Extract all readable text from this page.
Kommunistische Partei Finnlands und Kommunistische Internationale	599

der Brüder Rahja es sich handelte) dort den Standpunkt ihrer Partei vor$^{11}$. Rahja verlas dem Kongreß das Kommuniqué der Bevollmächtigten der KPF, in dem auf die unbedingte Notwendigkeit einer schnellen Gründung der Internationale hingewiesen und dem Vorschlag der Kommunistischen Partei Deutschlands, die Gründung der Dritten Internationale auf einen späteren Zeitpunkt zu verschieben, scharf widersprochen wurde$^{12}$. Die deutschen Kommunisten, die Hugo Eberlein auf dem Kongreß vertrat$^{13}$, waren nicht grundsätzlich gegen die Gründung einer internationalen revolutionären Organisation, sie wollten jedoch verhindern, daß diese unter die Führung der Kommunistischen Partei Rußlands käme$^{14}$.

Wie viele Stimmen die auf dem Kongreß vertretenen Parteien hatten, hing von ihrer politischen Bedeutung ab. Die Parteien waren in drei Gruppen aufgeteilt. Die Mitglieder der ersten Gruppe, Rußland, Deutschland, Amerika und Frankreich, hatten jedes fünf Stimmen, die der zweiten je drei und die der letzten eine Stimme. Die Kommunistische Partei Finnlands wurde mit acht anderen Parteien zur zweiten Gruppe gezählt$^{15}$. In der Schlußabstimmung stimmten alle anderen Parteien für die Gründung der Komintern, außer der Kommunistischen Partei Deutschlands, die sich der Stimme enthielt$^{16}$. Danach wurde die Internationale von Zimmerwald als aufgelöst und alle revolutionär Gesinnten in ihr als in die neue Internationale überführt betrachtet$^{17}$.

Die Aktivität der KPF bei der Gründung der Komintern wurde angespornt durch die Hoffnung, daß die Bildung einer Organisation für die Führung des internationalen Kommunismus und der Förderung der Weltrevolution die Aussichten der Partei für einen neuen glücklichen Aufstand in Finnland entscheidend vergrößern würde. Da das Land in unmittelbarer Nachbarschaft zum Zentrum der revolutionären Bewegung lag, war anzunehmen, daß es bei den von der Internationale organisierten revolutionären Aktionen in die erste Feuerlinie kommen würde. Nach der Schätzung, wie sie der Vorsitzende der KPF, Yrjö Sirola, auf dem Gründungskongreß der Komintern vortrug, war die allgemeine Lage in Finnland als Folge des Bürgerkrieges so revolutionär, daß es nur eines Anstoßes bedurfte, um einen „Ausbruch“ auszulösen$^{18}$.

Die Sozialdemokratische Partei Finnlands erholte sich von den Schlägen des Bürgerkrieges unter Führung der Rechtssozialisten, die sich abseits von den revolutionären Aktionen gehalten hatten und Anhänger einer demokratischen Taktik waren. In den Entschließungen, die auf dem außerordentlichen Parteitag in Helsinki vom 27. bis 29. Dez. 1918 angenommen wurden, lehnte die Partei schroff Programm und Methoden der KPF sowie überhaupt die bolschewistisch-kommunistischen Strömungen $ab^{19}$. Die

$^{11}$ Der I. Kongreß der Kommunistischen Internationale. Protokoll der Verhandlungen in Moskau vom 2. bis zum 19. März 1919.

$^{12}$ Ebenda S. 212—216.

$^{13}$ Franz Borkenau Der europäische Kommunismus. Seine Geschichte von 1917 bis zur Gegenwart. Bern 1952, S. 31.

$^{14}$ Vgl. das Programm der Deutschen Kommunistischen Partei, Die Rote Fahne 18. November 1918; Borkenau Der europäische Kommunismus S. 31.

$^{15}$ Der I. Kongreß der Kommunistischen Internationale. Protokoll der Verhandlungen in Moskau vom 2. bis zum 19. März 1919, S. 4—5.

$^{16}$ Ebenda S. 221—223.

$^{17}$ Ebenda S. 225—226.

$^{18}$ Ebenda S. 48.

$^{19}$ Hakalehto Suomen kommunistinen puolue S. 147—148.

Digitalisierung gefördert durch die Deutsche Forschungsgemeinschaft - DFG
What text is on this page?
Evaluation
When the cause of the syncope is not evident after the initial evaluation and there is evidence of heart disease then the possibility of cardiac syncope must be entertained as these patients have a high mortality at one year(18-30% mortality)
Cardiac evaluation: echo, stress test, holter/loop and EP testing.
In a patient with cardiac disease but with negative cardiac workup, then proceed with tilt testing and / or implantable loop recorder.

========================================================================

- _The problem_: From the first entry to the last, reproduce everything precisely.

- _Output for this exercise_:
Extract all readable text from this page.
Kommunistische Partei Finnlands und Kommunistische Internationale	599

der Brüder Rahja es sich handelte) dort den Standpunkt ihrer Partei vor$^{11}$. Rahja verlas dem Kongreß das Kommuniqué der Bevollmächtigten der KPF, in dem auf die unbedingte Notwendigkeit einer schnellen Gründung der Internationale hingewiesen und dem Vorschlag der Kommunistischen Partei Deutschlands, die Gründung der Dritten Internationale auf einen späteren Zeitpunkt zu verschieben, scharf widersprochen wurde$^{12}$. Die deutschen Kommunisten, die Hugo Eberlein auf dem Kongreß vertrat$^{13}$, waren nicht grundsätzlich gegen die Gründung einer internationalen revolutionären Organisation, sie wollten jedoch verhindern, daß diese unter die Führung der Kommunistischen Partei Rußlands käme$^{14}$.

Wie viele Stimmen die auf dem Kongreß vertretenen Parteien hatten, hing von ihrer politischen Bedeutung ab. Die Parteien waren in drei Gruppen aufgeteilt. Die Mitglieder der ersten Gruppe, Rußland, Deutschland, Amerika und Frankreich, hatten jedes fünf Stimmen, die der zweiten je drei und die der letzten eine Stimme. Die Kommunistische Partei Finnlands wurde mit acht anderen Parteien zur zweiten Gruppe gezählt$^{15}$. In der Schlußabstimmung stimmten alle anderen Parteien für die Gründung der Komintern, außer der Kommunistischen Partei Deutschlands, die sich der Stimme enthielt$^{16}$. Danach wurde die Internationale von Zimmerwald als aufgelöst und alle revolutionär Gesinnten in ihr als in die neue Internationale überführt betrachtet$^{17}$.

Die Aktivität der KPF bei der Gründung der Komintern wurde angespornt durch die Hoffnung, daß die Bildung einer Organisation für die Führung des internationalen Kommunismus und der Förderung der Weltrevolution die Aussichten der Partei für einen neuen glücklichen Aufstand in Finnland entscheidend vergrößern würde. Da das Land in unmittelbarer Nachbarschaft zum Zentrum der revolutionären Bewegung lag, war anzunehmen, daß es bei den von der Internationale organisierten revolutionären Aktionen in die erste Feuerlinie kommen würde. Nach der Schätzung, wie sie der Vorsitzende der KPF, Yrjö Sirola, auf dem Gründungskongreß der Komintern vortrug, war die allgemeine Lage in Finnland als Folge des Bürgerkrieges so revolutionär, daß es nur eines Anstoßes bedurfte, um einen „Ausbruch“ auszulösen$^{18}$.

Die Sozialdemokratische Partei Finnlands erholte sich von den Schlägen des Bürgerkrieges unter Führung der Rechtssozialisten, die sich abseits von den revolutionären Aktionen gehalten hatten und Anhänger einer demokratischen Taktik waren. In den Entschließungen, die auf dem außerordentlichen Parteitag in Helsinki vom 27. bis 29. Dez. 1918 angenommen wurden, lehnte die Partei schroff Programm und Methoden der KPF sowie überhaupt die bolschewistisch-kommunistischen Strömungen $ab^{19}$. Die

$^{11}$ Der I. Kongreß der Kommunistischen Internationale. Protokoll der Verhandlungen in Moskau vom 2. bis zum 19. März 1919.

$^{12}$ Ebenda S. 212—216.

$^{13}$ Franz Borkenau Der europäische Kommunismus. Seine Geschichte von 1917 bis zur Gegenwart. Bern 1952, S. 31.

$^{14}$ Vgl. das Programm der Deutschen Kommunistischen Partei, Die Rote Fahne 18. November 1918; Borkenau Der europäische Kommunismus S. 31.

$^{15}$ Der I. Kongreß der Kommunistischen Internationale. Protokoll der Verhandlungen in Moskau vom 2. bis zum 19. März 1919, S. 4—5.

$^{16}$ Ebenda S. 221—223.

$^{17}$ Ebenda S. 225—226.

$^{18}$ Ebenda S. 48.

$^{19}$ Hakalehto Suomen kommunistinen puolue S. 147—148.

Digitalisierung gefördert durch die Deutsche Forschungsgemeinschaft - DFG
What text is on this page?
Evaluation
When the cause of the syncope is not evident after the initial evaluation and there is evidence of heart disease then the possibility of cardiac syncope must be entertained as these patients have a high mortality at one year(18-30% mortality)
Cardiac evaluation: echo, stress test, holter/loop and EP testing.
In a patient with cardiac disease but with negative cardiac workup, then proceed with tilt testing and / or implantable loop recorder.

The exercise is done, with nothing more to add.